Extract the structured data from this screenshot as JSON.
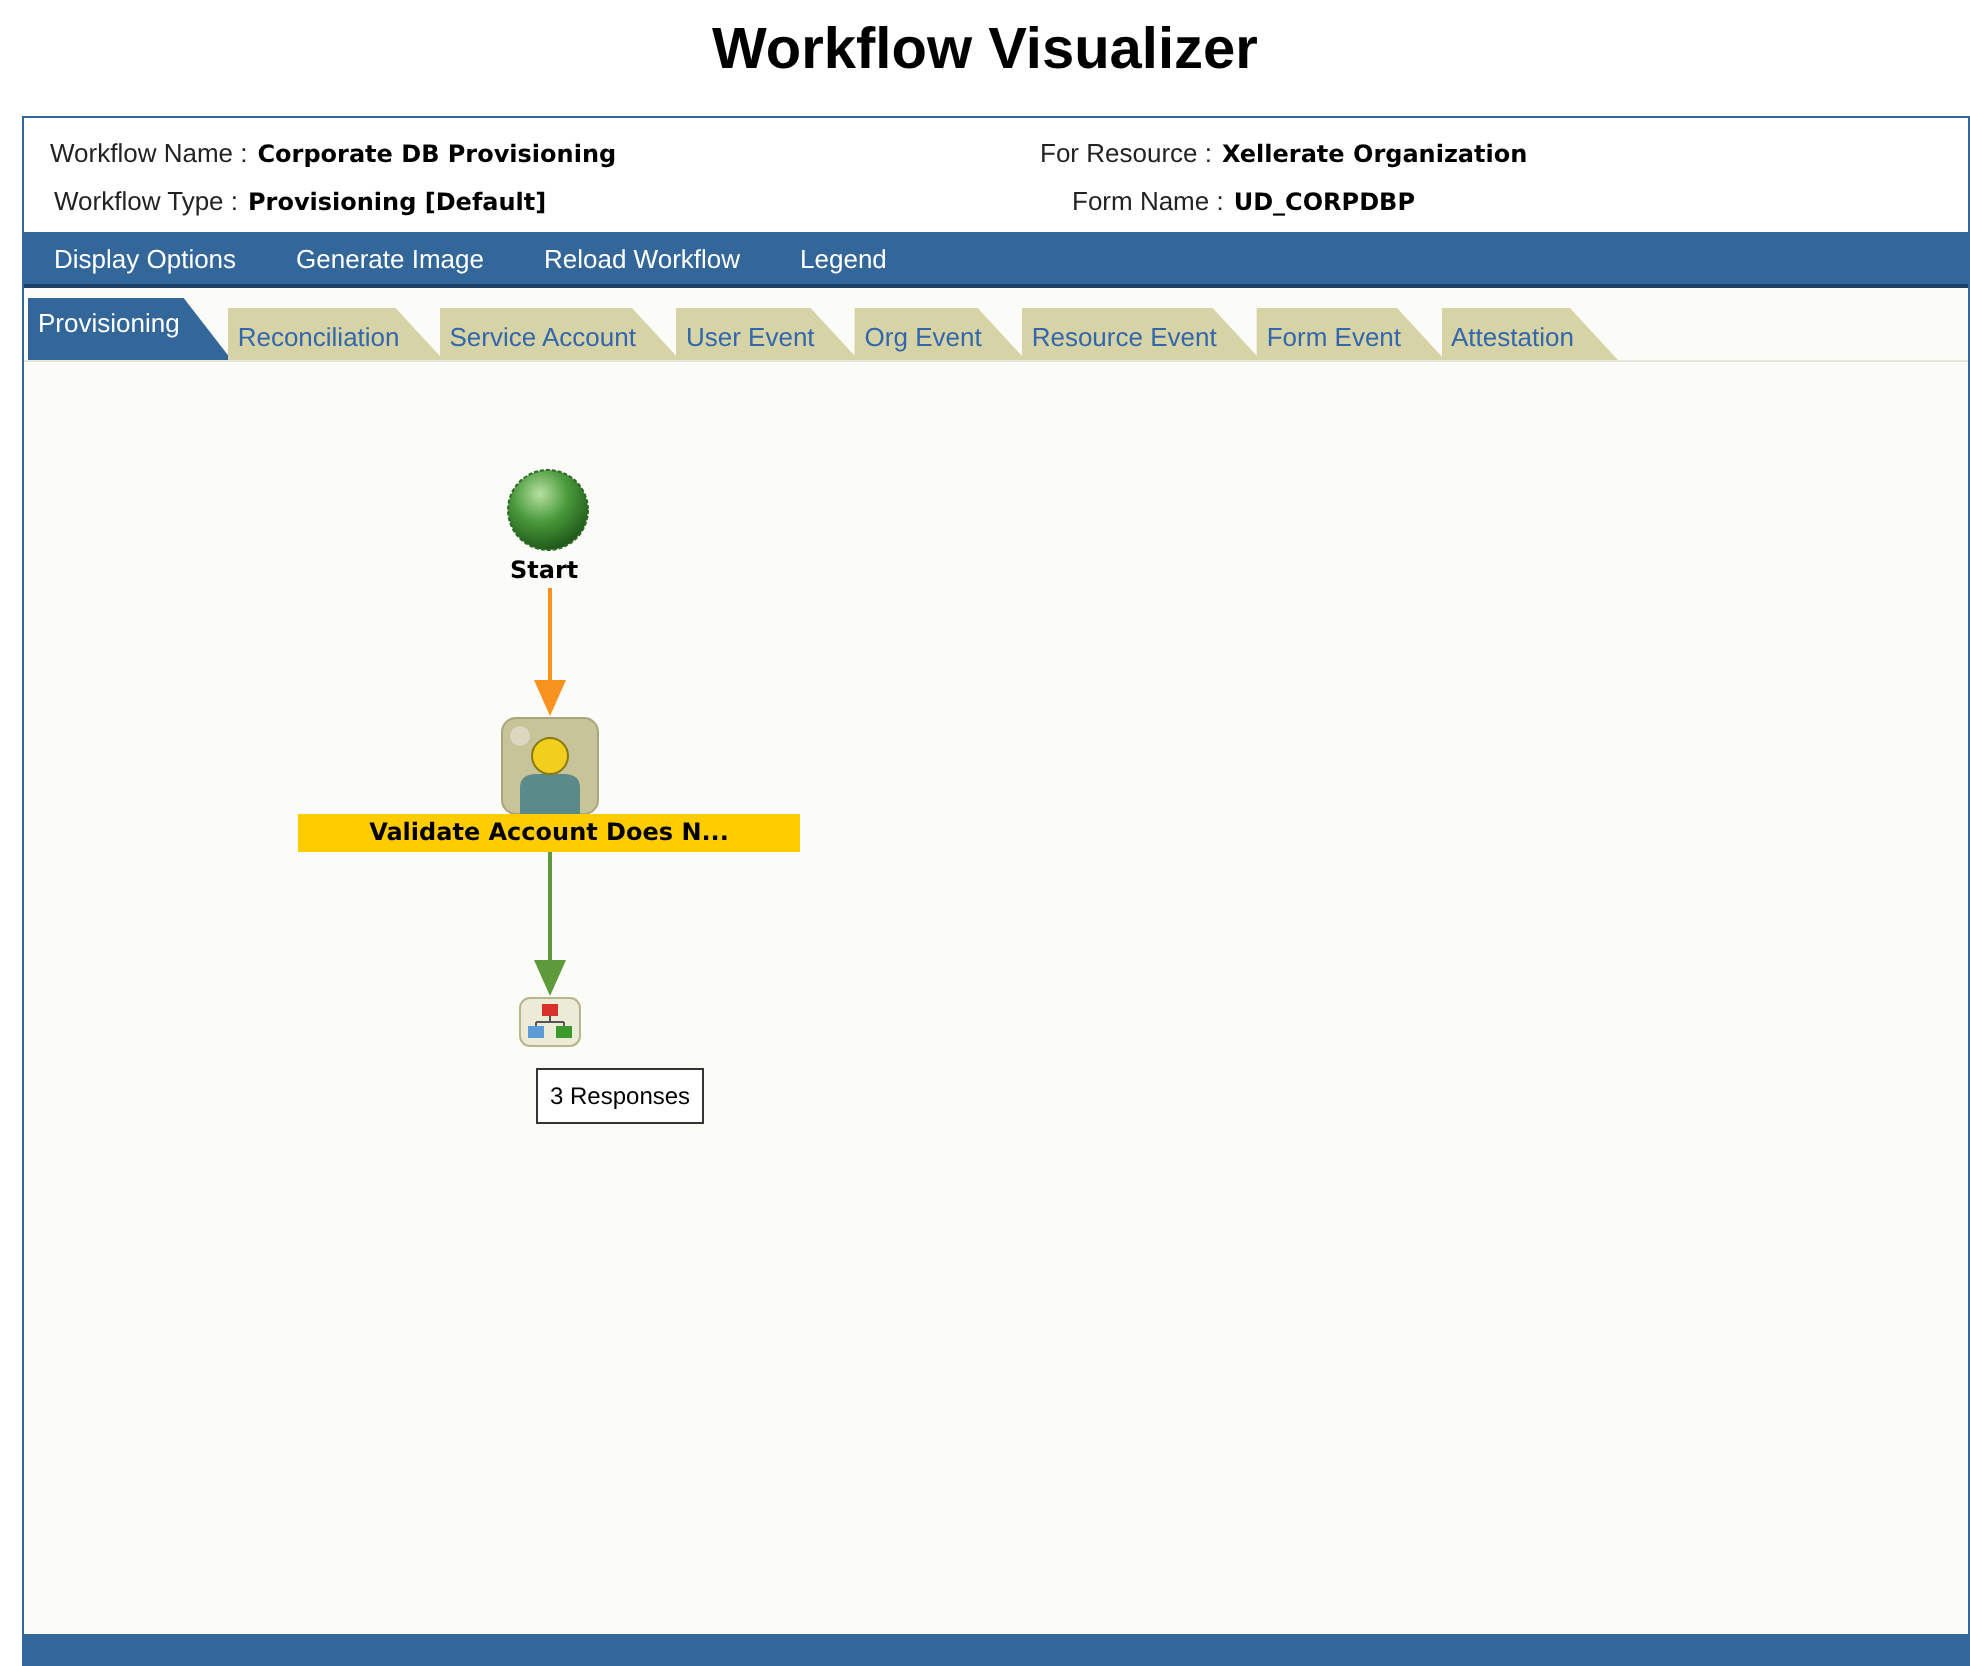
{
  "title": "Workflow Visualizer",
  "fields": [
    {
      "label": "Workflow Name :",
      "value": "Corporate DB Provisioning"
    },
    {
      "label": "For Resource :",
      "value": "Xellerate Organization"
    },
    {
      "label": "Workflow Type :",
      "value": "Provisioning [Default]"
    },
    {
      "label": "Form Name :",
      "value": "UD_CORPDBP"
    }
  ],
  "menu": [
    "Display Options",
    "Generate Image",
    "Reload Workflow",
    "Legend"
  ],
  "tabs": [
    {
      "label": "Provisioning",
      "selected": true
    },
    {
      "label": "Reconciliation",
      "selected": false
    },
    {
      "label": "Service Account",
      "selected": false
    },
    {
      "label": "User Event",
      "selected": false
    },
    {
      "label": "Org Event",
      "selected": false
    },
    {
      "label": "Resource Event",
      "selected": false
    },
    {
      "label": "Form Event",
      "selected": false
    },
    {
      "label": "Attestation",
      "selected": false
    }
  ],
  "diagram": {
    "start": "Start",
    "task": "Validate Account Does N...",
    "responses": "3 Responses"
  }
}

[AIM]:
Copy out all lines where the word "Workflow" appears.

[RESULT]:
  "title": "Workflow Visualizer",
      "label": "Workflow Name :",
      "label": "Workflow Type :",
    "Reload Workflow",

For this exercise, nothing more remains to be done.